◆ **Records to process**

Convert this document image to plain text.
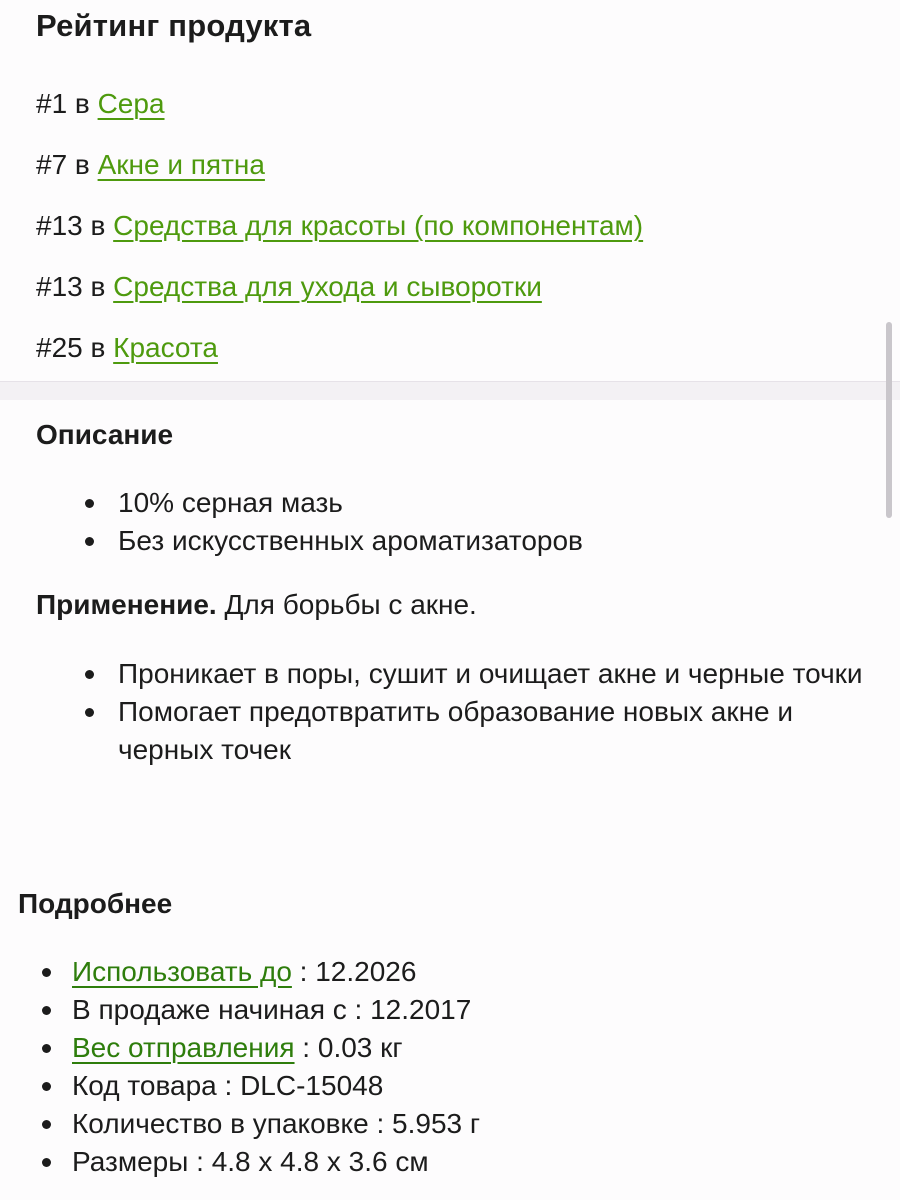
Рейтинг продукта
#1 в Сера
#7 в Акне и пятна
#13 в Средства для красоты (по компонентам)
#13 в Средства для ухода и сыворотки
#25 в Красота
Описание
10% серная мазь
Без искусственных ароматизаторов
Применение. Для борьбы с акне.
Проникает в поры, сушит и очищает акне и черные точки
Помогает предотвратить образование новых акне и черных точек
Подробнее
Использовать до : 12.2026
В продаже начиная с : 12.2017
Вес отправления : 0.03 кг
Код товара : DLC-15048
Количество в упаковке : 5.953 г
Размеры : 4.8 x 4.8 x 3.6 см
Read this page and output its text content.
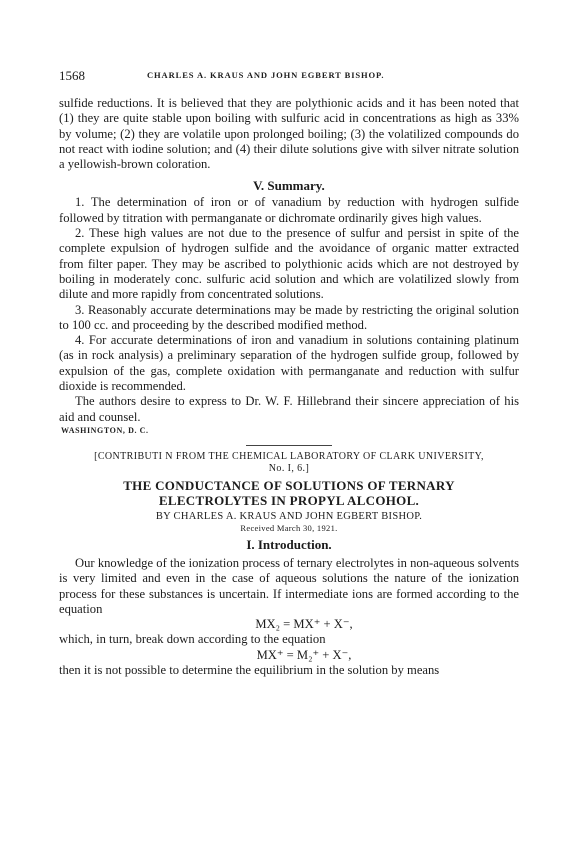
1568	CHARLES A. KRAUS AND JOHN EGBERT BISHOP.

sulfide reductions. It is believed that they are polythionic acids and it has been noted that (1) they are quite stable upon boiling with sulfuric acid in concentrations as high as 33% by volume; (2) they are volatile upon prolonged boiling; (3) the volatilized compounds do not react with iodine solution; and (4) their dilute solutions give with silver nitrate solution a yellowish-brown coloration.

V. Summary.

1. The determination of iron or of vanadium by reduction with hydrogen sulfide followed by titration with permanganate or dichromate ordinarily gives high values.

2. These high values are not due to the presence of sulfur and persist in spite of the complete expulsion of hydrogen sulfide and the avoidance of organic matter extracted from filter paper. They may be ascribed to polythionic acids which are not destroyed by boiling in moderately conc. sulfuric acid solution and which are volatilized slowly from dilute and more rapidly from concentrated solutions.

3. Reasonably accurate determinations may be made by restricting the original solution to 100 cc. and proceeding by the described modified method.

4. For accurate determinations of iron and vanadium in solutions containing platinum (as in rock analysis) a preliminary separation of the hydrogen sulfide group, followed by expulsion of the gas, complete oxidation with permanganate and reduction with sulfur dioxide is recommended.

The authors desire to express to Dr. W. F. Hillebrand their sincere appreciation of his aid and counsel.

WASHINGTON, D. C.
[CONTRIBUTI N FROM THE CHEMICAL LABORATORY OF CLARK UNIVERSITY,
No. I, 6.]
THE CONDUCTANCE OF SOLUTIONS OF TERNARY
ELECTROLYTES IN PROPYL ALCOHOL.
BY CHARLES A. KRAUS AND JOHN EGBERT BISHOP.
Received March 30, 1921.
I. Introduction.

Our knowledge of the ionization process of ternary electrolytes in non-aqueous solvents is very limited and even in the case of aqueous solutions the nature of the ionization process for these substances is uncertain. If intermediate ions are formed according to the equation

MX₂ = MX⁺ + X⁻,

which, in turn, break down according to the equation

MX⁺ = M₂⁺ + X⁻,

then it is not possible to determine the equilibrium in the solution by means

◆ **What the task requires**
Each line that has the word "CHARLES" counts once. How many such lines are in the data? Give the number alone.

◆ **Answer to the problem**
2